--- Recorded information ---

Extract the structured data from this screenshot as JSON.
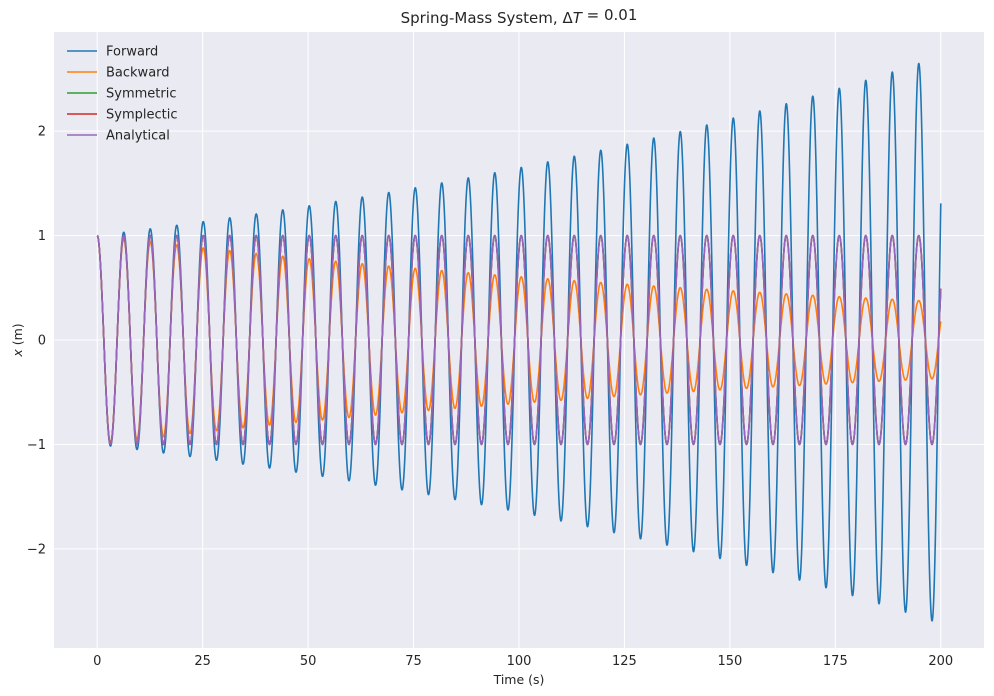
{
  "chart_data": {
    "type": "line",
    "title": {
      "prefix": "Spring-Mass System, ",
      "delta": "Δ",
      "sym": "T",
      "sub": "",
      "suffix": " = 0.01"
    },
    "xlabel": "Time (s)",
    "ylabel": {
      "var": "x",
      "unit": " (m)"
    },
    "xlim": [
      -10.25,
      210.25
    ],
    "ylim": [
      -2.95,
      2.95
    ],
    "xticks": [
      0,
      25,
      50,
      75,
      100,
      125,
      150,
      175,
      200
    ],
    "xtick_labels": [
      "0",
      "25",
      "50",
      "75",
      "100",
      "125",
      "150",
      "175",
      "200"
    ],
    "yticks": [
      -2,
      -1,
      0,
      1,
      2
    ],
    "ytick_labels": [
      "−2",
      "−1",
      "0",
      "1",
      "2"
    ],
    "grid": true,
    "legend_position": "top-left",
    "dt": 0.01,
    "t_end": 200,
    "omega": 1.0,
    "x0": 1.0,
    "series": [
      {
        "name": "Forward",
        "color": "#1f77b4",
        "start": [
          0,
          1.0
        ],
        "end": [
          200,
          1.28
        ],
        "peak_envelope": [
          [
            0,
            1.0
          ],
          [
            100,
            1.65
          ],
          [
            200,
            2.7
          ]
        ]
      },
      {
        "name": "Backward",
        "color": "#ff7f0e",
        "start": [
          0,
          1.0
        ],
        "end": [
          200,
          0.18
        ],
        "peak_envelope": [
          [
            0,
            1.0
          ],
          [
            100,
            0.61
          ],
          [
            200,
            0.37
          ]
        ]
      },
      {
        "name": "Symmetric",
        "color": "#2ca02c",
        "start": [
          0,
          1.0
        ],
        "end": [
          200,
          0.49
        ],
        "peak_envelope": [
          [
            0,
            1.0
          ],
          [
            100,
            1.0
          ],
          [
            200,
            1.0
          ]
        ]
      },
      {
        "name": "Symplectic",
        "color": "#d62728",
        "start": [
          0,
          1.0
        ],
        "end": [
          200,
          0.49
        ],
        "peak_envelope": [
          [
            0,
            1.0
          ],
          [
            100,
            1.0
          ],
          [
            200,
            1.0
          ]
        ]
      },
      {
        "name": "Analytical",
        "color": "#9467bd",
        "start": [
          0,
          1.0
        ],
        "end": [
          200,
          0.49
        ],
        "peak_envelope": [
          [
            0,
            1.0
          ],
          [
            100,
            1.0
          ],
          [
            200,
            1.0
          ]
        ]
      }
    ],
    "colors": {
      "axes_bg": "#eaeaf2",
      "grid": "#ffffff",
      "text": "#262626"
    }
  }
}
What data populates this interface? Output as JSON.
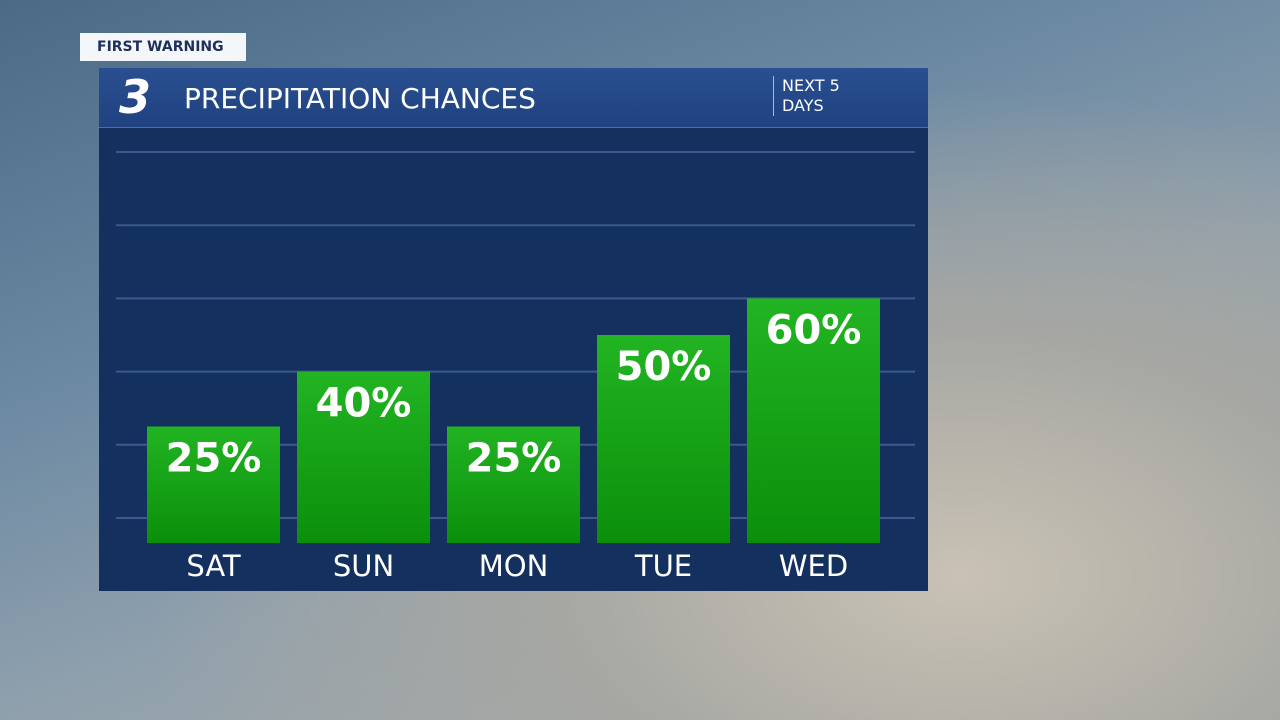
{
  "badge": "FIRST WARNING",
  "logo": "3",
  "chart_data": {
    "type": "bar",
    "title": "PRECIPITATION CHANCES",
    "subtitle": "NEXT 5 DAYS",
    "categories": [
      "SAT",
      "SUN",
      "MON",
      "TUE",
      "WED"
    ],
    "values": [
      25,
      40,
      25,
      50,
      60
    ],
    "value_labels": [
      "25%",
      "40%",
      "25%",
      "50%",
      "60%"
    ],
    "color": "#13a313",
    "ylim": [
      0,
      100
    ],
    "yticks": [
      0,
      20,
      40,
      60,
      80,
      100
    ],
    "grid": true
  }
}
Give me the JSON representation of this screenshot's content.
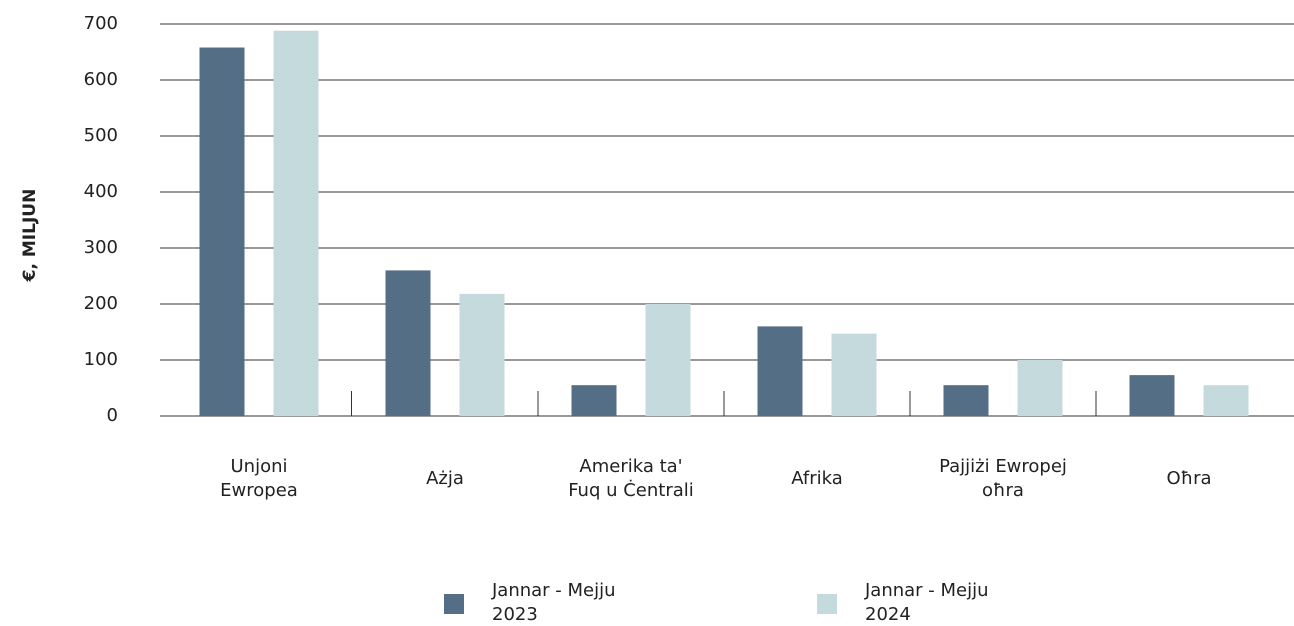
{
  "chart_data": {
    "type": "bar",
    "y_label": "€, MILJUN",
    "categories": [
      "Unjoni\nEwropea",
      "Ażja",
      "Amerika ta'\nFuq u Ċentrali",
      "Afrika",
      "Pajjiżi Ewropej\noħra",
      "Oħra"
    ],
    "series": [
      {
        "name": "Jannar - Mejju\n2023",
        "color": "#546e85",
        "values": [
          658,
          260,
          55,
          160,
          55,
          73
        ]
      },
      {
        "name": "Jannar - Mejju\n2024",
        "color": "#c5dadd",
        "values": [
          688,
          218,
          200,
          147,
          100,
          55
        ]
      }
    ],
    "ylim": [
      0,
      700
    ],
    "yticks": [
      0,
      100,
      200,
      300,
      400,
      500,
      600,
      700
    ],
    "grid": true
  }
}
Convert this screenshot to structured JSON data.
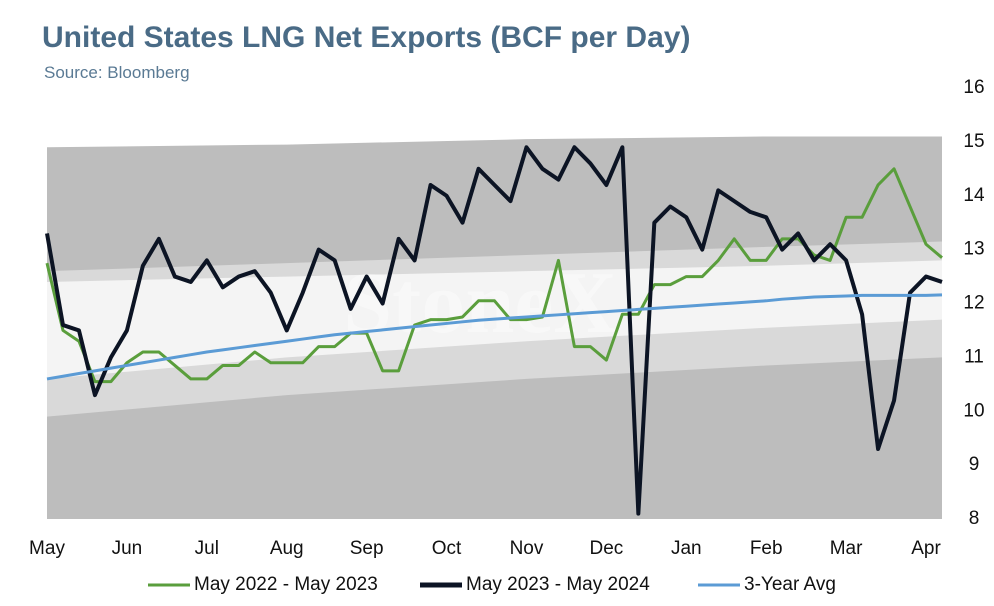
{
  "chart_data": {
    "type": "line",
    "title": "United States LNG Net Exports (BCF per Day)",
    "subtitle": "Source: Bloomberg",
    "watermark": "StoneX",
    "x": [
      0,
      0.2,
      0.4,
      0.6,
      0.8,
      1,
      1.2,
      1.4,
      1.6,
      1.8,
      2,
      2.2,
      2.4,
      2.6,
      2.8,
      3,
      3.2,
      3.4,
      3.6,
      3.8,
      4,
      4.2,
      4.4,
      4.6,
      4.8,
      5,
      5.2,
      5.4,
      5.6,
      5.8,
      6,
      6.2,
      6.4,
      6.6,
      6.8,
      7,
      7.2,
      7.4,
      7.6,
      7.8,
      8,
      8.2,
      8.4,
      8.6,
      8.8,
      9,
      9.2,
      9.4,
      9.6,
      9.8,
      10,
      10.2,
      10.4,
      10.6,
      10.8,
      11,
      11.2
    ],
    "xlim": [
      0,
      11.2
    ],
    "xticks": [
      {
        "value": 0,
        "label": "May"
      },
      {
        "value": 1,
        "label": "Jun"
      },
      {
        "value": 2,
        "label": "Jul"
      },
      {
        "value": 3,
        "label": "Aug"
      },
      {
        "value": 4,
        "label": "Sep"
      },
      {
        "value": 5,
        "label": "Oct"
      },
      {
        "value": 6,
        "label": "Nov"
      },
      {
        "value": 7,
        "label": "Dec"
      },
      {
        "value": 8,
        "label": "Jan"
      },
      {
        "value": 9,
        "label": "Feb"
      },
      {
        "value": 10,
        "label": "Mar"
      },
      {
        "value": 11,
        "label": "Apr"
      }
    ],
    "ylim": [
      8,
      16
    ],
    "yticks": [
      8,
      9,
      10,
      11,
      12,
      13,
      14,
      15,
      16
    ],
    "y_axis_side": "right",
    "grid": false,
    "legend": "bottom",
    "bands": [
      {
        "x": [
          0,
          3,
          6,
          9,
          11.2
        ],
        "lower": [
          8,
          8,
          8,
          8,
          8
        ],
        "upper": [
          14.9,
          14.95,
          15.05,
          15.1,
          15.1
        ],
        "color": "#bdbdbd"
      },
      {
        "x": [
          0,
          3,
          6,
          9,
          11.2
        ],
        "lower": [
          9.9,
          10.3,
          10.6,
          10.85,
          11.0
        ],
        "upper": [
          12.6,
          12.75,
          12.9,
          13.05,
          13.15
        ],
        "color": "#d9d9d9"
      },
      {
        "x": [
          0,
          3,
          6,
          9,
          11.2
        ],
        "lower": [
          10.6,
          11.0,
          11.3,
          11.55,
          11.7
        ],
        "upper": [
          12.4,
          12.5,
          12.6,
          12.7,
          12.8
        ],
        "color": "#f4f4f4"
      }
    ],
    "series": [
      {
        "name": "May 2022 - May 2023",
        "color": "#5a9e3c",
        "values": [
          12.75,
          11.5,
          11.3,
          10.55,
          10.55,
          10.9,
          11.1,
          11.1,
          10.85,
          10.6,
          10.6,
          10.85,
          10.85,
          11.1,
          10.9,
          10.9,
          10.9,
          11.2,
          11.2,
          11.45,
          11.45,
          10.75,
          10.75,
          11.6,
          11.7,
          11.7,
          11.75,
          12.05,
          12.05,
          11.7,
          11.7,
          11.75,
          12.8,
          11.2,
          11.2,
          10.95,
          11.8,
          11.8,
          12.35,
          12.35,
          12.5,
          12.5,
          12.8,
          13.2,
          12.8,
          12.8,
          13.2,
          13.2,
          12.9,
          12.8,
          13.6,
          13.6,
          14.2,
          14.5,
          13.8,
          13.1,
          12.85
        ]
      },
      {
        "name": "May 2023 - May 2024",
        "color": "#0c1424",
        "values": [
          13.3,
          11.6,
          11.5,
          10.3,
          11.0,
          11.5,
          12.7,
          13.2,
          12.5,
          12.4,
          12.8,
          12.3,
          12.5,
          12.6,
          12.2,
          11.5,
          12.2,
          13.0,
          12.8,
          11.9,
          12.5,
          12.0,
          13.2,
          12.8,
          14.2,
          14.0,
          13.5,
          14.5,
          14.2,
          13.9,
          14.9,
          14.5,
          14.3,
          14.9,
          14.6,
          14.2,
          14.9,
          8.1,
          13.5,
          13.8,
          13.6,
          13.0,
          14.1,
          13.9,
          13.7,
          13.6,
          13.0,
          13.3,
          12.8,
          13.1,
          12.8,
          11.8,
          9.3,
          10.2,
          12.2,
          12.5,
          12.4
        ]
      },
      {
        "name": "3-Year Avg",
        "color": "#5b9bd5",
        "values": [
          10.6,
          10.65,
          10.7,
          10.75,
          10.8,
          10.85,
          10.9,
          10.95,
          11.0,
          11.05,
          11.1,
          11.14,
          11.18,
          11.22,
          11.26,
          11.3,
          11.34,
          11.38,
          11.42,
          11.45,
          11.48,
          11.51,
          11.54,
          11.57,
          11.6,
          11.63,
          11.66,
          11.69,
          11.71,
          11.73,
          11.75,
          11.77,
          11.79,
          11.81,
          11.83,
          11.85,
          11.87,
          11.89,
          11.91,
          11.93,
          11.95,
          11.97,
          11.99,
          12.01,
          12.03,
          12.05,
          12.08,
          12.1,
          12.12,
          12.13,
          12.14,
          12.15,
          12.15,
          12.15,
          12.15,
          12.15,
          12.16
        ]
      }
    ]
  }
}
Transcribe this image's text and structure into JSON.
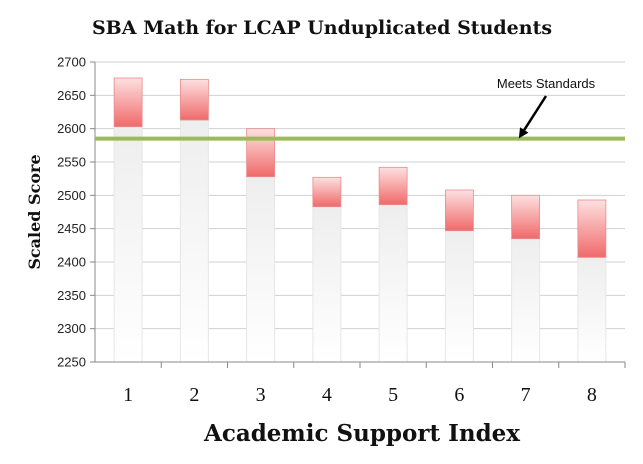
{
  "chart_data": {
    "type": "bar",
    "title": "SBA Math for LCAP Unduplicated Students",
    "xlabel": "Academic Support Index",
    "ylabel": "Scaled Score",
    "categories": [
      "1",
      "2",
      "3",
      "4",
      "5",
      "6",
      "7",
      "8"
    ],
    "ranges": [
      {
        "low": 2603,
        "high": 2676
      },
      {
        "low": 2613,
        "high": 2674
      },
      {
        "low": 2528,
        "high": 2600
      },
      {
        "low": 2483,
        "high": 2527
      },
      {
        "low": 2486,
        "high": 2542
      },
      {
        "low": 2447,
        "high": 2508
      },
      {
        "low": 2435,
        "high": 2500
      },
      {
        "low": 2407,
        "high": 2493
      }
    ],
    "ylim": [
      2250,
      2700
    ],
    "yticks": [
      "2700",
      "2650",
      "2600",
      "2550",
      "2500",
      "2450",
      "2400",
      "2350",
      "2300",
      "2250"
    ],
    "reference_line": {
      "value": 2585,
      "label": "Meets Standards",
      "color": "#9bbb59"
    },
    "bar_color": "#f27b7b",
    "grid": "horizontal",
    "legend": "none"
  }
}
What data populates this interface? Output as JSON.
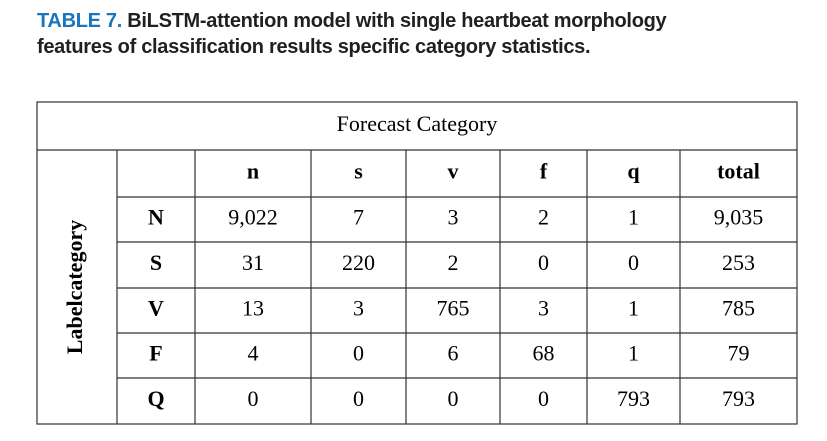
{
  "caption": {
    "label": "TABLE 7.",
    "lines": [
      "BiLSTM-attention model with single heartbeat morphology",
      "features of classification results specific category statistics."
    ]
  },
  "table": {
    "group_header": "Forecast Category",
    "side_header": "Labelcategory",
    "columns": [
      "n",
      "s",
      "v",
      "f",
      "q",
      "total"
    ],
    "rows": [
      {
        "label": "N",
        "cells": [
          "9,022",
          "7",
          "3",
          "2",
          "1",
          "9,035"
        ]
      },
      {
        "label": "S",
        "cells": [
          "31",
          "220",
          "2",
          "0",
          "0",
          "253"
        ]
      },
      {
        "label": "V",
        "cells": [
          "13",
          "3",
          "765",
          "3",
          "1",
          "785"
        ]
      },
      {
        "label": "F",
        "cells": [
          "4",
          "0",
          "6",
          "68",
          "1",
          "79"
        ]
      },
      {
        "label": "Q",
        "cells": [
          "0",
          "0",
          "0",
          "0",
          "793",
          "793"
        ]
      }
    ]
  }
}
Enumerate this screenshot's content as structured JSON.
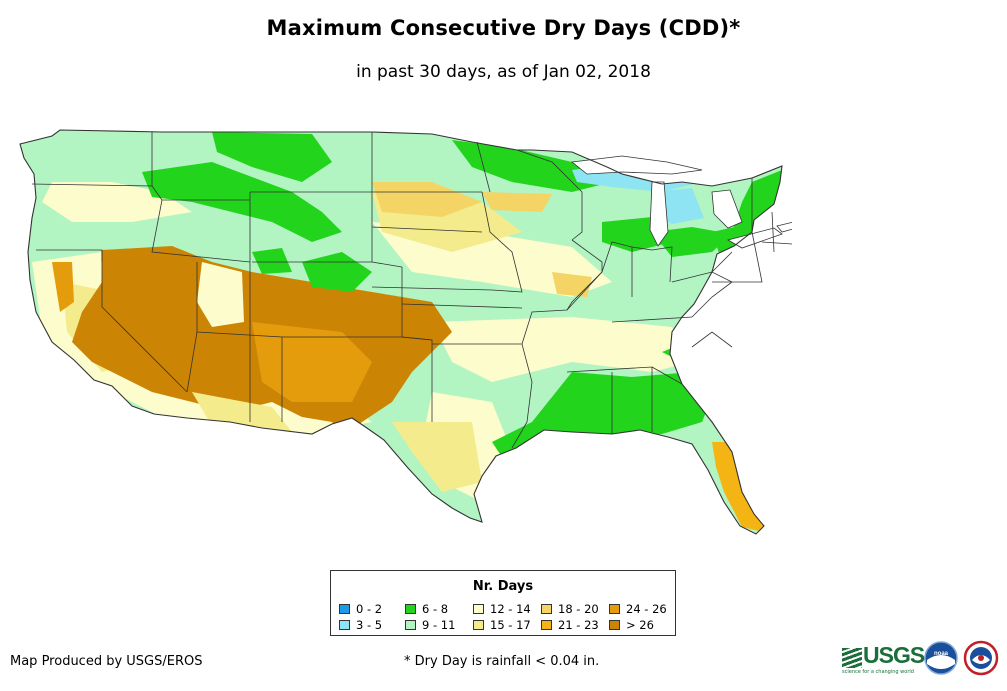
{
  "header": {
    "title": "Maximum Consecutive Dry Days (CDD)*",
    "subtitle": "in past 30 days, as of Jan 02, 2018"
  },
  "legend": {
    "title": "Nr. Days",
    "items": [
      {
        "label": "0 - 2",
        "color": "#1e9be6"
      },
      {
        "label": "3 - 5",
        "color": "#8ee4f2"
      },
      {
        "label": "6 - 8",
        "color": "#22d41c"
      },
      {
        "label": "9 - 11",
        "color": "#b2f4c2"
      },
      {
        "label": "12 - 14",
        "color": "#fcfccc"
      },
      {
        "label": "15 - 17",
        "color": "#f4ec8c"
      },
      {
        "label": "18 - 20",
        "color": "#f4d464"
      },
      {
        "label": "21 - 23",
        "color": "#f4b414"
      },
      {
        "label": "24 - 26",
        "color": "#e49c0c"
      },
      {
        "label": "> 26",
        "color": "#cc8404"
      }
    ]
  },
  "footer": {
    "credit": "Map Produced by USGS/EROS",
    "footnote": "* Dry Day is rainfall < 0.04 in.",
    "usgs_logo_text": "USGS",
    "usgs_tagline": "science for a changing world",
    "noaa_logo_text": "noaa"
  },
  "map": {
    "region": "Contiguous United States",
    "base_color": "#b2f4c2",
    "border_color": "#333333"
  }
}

---

(Work to do): Lines of the material that contain the word "content" are to be gathered.

(Output):
Give me the JSON representation of this screenshot's content.
Enumerate this screenshot's content as structured JSON.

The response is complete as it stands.